## Start Given information

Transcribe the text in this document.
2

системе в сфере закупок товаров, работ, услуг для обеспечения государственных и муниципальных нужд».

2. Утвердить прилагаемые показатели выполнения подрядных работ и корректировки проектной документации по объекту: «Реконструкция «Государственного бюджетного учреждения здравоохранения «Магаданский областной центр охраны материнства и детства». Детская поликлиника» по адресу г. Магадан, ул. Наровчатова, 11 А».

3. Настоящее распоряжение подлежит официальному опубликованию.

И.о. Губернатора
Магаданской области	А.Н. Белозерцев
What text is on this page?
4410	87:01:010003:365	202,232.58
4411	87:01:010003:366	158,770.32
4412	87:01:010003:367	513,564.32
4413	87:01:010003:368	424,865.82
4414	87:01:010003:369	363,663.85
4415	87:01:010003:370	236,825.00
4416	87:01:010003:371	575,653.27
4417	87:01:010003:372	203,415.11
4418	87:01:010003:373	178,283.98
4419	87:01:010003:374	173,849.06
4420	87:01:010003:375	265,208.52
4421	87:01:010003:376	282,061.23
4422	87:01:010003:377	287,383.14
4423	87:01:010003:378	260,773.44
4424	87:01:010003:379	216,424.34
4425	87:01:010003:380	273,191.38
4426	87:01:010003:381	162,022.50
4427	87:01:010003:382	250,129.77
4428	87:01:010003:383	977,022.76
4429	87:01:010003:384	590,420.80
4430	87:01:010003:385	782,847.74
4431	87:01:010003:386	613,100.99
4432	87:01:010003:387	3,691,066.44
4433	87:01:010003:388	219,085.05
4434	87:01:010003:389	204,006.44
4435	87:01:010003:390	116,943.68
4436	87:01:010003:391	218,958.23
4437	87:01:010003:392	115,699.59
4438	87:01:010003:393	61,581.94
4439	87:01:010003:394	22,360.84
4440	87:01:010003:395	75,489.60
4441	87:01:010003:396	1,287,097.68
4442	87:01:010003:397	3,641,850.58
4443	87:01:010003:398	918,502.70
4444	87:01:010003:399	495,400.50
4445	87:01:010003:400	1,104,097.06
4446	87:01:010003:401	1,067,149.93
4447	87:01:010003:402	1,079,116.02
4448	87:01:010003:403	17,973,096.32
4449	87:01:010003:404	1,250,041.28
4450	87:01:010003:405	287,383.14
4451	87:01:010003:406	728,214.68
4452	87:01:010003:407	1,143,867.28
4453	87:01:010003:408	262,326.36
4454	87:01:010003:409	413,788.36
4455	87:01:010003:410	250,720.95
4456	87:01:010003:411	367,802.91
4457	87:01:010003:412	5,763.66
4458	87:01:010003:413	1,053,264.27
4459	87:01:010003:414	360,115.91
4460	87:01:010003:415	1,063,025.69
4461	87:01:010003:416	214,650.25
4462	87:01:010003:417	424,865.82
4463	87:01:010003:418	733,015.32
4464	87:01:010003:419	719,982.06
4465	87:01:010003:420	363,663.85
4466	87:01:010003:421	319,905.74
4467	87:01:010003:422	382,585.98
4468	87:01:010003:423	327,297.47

## End Given information

■ Given exercise ■
Repeat the material in full, exactly as it stands.

■ Solution ■
Transcribe the text in this document.
2

системе в сфере закупок товаров, работ, услуг для обеспечения государственных и муниципальных нужд».

2. Утвердить прилагаемые показатели выполнения подрядных работ и корректировки проектной документации по объекту: «Реконструкция «Государственного бюджетного учреждения здравоохранения «Магаданский областной центр охраны материнства и детства». Детская поликлиника» по адресу г. Магадан, ул. Наровчатова, 11 А».

3. Настоящее распоряжение подлежит официальному опубликованию.

И.о. Губернатора
Магаданской области	А.Н. Белозерцев
What text is on this page?
4410	87:01:010003:365	202,232.58
4411	87:01:010003:366	158,770.32
4412	87:01:010003:367	513,564.32
4413	87:01:010003:368	424,865.82
4414	87:01:010003:369	363,663.85
4415	87:01:010003:370	236,825.00
4416	87:01:010003:371	575,653.27
4417	87:01:010003:372	203,415.11
4418	87:01:010003:373	178,283.98
4419	87:01:010003:374	173,849.06
4420	87:01:010003:375	265,208.52
4421	87:01:010003:376	282,061.23
4422	87:01:010003:377	287,383.14
4423	87:01:010003:378	260,773.44
4424	87:01:010003:379	216,424.34
4425	87:01:010003:380	273,191.38
4426	87:01:010003:381	162,022.50
4427	87:01:010003:382	250,129.77
4428	87:01:010003:383	977,022.76
4429	87:01:010003:384	590,420.80
4430	87:01:010003:385	782,847.74
4431	87:01:010003:386	613,100.99
4432	87:01:010003:387	3,691,066.44
4433	87:01:010003:388	219,085.05
4434	87:01:010003:389	204,006.44
4435	87:01:010003:390	116,943.68
4436	87:01:010003:391	218,958.23
4437	87:01:010003:392	115,699.59
4438	87:01:010003:393	61,581.94
4439	87:01:010003:394	22,360.84
4440	87:01:010003:395	75,489.60
4441	87:01:010003:396	1,287,097.68
4442	87:01:010003:397	3,641,850.58
4443	87:01:010003:398	918,502.70
4444	87:01:010003:399	495,400.50
4445	87:01:010003:400	1,104,097.06
4446	87:01:010003:401	1,067,149.93
4447	87:01:010003:402	1,079,116.02
4448	87:01:010003:403	17,973,096.32
4449	87:01:010003:404	1,250,041.28
4450	87:01:010003:405	287,383.14
4451	87:01:010003:406	728,214.68
4452	87:01:010003:407	1,143,867.28
4453	87:01:010003:408	262,326.36
4454	87:01:010003:409	413,788.36
4455	87:01:010003:410	250,720.95
4456	87:01:010003:411	367,802.91
4457	87:01:010003:412	5,763.66
4458	87:01:010003:413	1,053,264.27
4459	87:01:010003:414	360,115.91
4460	87:01:010003:415	1,063,025.69
4461	87:01:010003:416	214,650.25
4462	87:01:010003:417	424,865.82
4463	87:01:010003:418	733,015.32
4464	87:01:010003:419	719,982.06
4465	87:01:010003:420	363,663.85
4466	87:01:010003:421	319,905.74
4467	87:01:010003:422	382,585.98
4468	87:01:010003:423	327,297.47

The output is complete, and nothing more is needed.